*Exercise goal*: Rewrite the lines as a JSON list of strings, one string per line, starting with the first line below and ending with the line containing "text: 9.2e-4 xyxy=(1044,198,1113,216)", both included. Leave out blank lines.

*Records for the task*:

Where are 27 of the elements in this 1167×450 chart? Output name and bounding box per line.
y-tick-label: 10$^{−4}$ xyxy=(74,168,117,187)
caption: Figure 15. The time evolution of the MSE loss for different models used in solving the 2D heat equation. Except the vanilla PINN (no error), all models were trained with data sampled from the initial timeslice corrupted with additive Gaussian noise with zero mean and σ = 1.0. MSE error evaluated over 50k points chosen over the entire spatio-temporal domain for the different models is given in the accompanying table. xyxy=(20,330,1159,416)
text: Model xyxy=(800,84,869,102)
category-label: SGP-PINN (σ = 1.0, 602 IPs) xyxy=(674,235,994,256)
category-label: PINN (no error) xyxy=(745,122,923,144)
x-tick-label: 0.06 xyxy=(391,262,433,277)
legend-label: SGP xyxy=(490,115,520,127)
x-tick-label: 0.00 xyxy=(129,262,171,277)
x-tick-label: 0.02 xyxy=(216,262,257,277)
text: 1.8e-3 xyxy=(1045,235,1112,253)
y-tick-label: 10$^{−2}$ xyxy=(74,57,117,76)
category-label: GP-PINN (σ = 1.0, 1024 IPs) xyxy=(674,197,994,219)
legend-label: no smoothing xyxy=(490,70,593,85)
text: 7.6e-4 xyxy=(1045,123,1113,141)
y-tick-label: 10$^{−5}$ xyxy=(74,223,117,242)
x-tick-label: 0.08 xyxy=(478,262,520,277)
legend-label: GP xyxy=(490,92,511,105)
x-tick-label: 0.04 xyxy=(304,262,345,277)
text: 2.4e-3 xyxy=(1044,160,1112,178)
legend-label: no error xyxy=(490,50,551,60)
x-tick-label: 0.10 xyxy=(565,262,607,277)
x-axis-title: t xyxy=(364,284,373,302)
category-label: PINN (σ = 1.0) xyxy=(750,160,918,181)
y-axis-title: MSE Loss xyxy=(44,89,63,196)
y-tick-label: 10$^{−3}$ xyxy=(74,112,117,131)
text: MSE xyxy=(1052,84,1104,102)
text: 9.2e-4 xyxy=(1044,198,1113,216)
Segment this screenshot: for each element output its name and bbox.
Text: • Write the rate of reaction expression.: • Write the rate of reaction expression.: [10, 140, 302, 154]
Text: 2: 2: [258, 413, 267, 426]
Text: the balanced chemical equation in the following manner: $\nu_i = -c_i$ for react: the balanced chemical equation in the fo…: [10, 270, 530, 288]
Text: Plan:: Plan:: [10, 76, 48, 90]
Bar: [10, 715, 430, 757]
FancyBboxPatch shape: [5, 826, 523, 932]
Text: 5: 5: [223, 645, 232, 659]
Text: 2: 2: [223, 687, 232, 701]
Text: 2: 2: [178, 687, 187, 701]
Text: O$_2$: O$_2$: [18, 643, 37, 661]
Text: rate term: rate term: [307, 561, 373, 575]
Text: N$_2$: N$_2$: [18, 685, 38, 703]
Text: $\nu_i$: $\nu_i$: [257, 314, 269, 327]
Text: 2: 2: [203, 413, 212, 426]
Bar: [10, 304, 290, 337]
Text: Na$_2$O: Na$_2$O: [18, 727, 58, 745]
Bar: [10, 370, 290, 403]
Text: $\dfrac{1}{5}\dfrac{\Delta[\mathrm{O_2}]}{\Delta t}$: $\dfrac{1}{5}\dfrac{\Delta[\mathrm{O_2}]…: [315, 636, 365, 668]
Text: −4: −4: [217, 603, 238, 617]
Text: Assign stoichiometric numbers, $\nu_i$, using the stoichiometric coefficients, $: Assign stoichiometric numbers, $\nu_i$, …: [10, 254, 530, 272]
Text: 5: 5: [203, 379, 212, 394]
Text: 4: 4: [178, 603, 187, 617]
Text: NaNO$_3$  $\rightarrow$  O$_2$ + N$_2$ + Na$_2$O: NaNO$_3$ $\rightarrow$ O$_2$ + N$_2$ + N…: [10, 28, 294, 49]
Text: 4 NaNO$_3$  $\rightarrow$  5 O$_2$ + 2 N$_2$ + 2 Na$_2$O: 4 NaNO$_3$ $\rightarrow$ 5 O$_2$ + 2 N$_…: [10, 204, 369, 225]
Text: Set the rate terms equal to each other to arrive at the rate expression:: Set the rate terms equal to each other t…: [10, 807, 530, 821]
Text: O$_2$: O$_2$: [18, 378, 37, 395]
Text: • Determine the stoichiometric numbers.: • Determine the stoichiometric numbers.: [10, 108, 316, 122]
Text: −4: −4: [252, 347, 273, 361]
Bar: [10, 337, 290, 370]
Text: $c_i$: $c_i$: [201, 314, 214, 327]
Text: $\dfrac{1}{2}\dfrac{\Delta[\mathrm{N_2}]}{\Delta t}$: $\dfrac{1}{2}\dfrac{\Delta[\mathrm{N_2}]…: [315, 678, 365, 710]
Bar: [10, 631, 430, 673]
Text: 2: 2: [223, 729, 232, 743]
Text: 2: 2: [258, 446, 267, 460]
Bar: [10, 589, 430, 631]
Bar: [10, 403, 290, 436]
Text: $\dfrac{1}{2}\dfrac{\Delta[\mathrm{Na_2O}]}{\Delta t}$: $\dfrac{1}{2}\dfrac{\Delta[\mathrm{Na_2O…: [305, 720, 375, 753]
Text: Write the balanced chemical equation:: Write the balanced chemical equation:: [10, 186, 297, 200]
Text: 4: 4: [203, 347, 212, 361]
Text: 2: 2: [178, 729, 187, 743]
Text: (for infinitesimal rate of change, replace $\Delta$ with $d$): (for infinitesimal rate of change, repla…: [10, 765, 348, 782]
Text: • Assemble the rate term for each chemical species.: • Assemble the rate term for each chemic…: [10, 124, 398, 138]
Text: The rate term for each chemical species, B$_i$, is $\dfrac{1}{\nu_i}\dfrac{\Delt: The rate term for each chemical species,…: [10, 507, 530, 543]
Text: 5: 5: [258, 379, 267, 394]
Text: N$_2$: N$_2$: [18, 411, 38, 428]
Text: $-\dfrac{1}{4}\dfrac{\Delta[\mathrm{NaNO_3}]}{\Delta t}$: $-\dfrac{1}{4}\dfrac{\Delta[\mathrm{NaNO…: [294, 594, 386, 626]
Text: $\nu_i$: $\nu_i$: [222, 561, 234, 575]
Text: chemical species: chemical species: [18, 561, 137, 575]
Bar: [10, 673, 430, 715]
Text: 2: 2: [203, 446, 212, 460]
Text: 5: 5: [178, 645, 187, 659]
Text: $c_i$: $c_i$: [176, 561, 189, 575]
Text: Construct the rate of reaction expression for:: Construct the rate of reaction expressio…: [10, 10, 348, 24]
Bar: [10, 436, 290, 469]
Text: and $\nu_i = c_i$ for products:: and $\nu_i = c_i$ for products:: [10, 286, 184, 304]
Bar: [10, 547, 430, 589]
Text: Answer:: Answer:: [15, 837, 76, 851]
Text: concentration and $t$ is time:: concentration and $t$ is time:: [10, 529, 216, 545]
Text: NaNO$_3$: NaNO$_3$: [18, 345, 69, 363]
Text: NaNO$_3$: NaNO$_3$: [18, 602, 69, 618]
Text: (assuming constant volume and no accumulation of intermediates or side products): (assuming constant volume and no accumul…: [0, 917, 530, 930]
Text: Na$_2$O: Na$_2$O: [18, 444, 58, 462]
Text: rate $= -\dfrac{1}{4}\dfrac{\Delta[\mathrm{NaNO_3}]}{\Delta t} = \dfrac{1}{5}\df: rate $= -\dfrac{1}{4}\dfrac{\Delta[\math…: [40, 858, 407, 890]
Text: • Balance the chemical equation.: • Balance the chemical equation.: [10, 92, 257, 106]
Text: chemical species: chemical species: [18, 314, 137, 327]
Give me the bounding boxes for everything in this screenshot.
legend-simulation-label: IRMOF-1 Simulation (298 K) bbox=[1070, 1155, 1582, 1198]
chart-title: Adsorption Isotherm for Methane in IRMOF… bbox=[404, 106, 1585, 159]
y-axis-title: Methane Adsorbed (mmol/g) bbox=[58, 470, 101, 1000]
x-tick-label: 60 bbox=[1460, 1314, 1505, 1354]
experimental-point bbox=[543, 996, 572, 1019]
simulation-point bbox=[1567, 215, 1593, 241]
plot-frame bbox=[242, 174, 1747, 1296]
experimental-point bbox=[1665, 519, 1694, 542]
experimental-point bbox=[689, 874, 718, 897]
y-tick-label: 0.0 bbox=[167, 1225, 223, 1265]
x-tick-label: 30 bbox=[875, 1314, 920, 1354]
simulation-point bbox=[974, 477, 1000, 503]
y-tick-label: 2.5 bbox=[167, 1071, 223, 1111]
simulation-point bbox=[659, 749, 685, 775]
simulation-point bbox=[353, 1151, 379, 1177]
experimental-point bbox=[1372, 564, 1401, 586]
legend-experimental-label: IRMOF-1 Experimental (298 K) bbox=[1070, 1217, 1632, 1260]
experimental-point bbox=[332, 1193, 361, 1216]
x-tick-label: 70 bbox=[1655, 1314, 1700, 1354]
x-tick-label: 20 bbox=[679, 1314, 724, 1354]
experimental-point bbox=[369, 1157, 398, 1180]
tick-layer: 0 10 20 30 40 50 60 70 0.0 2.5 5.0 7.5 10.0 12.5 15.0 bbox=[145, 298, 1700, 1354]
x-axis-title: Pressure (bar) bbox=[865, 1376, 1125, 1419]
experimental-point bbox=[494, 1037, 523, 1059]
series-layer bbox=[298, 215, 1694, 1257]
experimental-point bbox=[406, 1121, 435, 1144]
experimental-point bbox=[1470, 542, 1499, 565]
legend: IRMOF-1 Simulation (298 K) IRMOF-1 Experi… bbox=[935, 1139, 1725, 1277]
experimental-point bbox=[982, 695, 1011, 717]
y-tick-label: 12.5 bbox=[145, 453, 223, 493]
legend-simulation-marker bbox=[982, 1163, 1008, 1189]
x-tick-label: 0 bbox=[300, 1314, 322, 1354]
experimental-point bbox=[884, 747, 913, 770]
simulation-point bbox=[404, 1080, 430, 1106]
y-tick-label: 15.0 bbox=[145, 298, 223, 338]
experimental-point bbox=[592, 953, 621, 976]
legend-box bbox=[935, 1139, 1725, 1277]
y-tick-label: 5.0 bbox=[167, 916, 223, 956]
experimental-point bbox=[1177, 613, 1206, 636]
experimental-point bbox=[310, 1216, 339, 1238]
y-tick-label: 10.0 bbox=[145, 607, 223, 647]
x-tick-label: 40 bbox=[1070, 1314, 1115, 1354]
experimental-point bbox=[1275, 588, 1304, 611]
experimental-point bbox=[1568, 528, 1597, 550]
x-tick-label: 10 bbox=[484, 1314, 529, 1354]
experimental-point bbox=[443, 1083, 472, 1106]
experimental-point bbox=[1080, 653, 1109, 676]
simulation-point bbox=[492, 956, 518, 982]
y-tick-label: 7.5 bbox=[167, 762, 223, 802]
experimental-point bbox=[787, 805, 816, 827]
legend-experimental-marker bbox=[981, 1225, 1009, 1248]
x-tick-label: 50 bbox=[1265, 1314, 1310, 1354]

*Right answer*:
[
  "Where are 27 of the elements in this 1167×450 chart? Output name and bounding box per line.",
  "y-tick-label: 10$^{−4}$ xyxy=(74,168,117,187)",
  "caption: Figure 15. The time evolution of the MSE loss for different models used in solving the 2D heat equation. Except the vanilla PINN (no error), all models were trained with data sampled from the initial timeslice corrupted with additive Gaussian noise with zero mean and σ = 1.0. MSE error evaluated over 50k points chosen over the entire spatio-temporal domain for the different models is given in the accompanying table. xyxy=(20,330,1159,416)",
  "text: Model xyxy=(800,84,869,102)",
  "category-label: SGP-PINN (σ = 1.0, 602 IPs) xyxy=(674,235,994,256)",
  "category-label: PINN (no error) xyxy=(745,122,923,144)",
  "x-tick-label: 0.06 xyxy=(391,262,433,277)",
  "legend-label: SGP xyxy=(490,115,520,127)",
  "x-tick-label: 0.00 xyxy=(129,262,171,277)",
  "x-tick-label: 0.02 xyxy=(216,262,257,277)",
  "text: 1.8e-3 xyxy=(1045,235,1112,253)",
  "y-tick-label: 10$^{−2}$ xyxy=(74,57,117,76)",
  "category-label: GP-PINN (σ = 1.0, 1024 IPs) xyxy=(674,197,994,219)",
  "legend-label: no smoothing xyxy=(490,70,593,85)",
  "text: 7.6e-4 xyxy=(1045,123,1113,141)",
  "y-tick-label: 10$^{−5}$ xyxy=(74,223,117,242)",
  "x-tick-label: 0.08 xyxy=(478,262,520,277)",
  "legend-label: GP xyxy=(490,92,511,105)",
  "x-tick-label: 0.04 xyxy=(304,262,345,277)",
  "text: 2.4e-3 xyxy=(1044,160,1112,178)",
  "legend-label: no error xyxy=(490,50,551,60)",
  "x-tick-label: 0.10 xyxy=(565,262,607,277)",
  "x-axis-title: t xyxy=(364,284,373,302)",
  "category-label: PINN (σ = 1.0) xyxy=(750,160,918,181)",
  "y-axis-title: MSE Loss xyxy=(44,89,63,196)",
  "y-tick-label: 10$^{−3}$ xyxy=(74,112,117,131)",
  "text: MSE xyxy=(1052,84,1104,102)",
  "text: 9.2e-4 xyxy=(1044,198,1113,216)"
]